***** Task data

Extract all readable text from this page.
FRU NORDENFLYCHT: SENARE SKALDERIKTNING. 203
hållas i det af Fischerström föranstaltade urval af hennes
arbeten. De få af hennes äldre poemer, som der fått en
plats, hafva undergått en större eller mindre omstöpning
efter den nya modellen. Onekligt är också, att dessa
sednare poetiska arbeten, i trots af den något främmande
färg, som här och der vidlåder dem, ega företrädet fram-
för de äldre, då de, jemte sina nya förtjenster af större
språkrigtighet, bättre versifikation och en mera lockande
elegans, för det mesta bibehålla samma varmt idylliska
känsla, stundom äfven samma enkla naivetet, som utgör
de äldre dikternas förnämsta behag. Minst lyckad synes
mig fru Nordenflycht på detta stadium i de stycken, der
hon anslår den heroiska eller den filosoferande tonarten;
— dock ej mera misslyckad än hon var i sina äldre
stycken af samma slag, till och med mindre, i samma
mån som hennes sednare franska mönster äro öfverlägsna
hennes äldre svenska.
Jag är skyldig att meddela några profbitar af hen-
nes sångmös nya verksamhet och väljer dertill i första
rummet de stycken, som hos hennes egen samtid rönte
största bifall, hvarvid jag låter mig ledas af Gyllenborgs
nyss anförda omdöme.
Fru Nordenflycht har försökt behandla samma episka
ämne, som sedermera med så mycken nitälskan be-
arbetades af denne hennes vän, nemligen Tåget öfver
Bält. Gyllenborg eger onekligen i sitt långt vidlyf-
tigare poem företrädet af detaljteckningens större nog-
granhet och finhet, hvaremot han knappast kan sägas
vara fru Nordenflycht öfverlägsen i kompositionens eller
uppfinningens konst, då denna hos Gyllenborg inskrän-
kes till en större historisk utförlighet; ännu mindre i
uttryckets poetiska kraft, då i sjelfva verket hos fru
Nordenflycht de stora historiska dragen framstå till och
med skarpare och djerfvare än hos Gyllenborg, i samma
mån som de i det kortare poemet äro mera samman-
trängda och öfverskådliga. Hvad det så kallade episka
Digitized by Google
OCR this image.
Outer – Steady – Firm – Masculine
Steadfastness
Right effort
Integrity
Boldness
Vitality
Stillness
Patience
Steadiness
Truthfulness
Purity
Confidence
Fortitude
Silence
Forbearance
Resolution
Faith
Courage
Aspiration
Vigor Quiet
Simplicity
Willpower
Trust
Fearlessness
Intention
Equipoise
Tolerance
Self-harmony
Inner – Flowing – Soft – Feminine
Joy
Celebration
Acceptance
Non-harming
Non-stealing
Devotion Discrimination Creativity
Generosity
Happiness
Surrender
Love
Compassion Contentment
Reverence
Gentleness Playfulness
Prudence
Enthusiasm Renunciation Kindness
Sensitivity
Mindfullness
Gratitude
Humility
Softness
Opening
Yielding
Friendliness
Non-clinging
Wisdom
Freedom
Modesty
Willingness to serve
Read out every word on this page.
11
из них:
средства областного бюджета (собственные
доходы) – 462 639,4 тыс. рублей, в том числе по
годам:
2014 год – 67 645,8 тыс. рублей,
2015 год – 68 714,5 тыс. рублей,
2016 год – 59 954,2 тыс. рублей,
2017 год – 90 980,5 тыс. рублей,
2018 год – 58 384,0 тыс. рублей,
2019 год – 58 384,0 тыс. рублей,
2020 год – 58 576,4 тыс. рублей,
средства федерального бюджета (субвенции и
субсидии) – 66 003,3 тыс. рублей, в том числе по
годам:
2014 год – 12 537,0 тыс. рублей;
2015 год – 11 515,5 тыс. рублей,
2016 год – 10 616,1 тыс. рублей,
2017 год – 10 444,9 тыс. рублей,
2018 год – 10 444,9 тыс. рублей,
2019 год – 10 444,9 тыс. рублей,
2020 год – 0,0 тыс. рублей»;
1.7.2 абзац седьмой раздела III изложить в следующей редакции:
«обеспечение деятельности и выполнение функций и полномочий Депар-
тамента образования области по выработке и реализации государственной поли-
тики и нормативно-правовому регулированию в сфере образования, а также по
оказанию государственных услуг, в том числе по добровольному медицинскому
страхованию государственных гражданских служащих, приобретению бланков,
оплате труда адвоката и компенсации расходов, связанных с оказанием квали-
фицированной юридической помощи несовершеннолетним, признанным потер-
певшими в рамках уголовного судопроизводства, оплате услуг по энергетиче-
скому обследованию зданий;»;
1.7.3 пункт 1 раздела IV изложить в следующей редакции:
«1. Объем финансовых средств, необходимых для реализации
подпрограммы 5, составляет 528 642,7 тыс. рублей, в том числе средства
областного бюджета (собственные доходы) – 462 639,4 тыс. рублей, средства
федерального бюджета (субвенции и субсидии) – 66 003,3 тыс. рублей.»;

**********

## Exercise task
Point out every line holding the string "hennes" and copy it.

## Solution for this task
hållas i det af Fischerström föranstaltade urval af hennes
arbeten. De få af hennes äldre poemer, som der fått en
mån som hennes sednare franska mönster äro öfverlägsna
hennes äldre svenska.
rummet de stycken, som hos hennes egen samtid rönte
arbetades af denne hennes vän, nemligen Tåget öfver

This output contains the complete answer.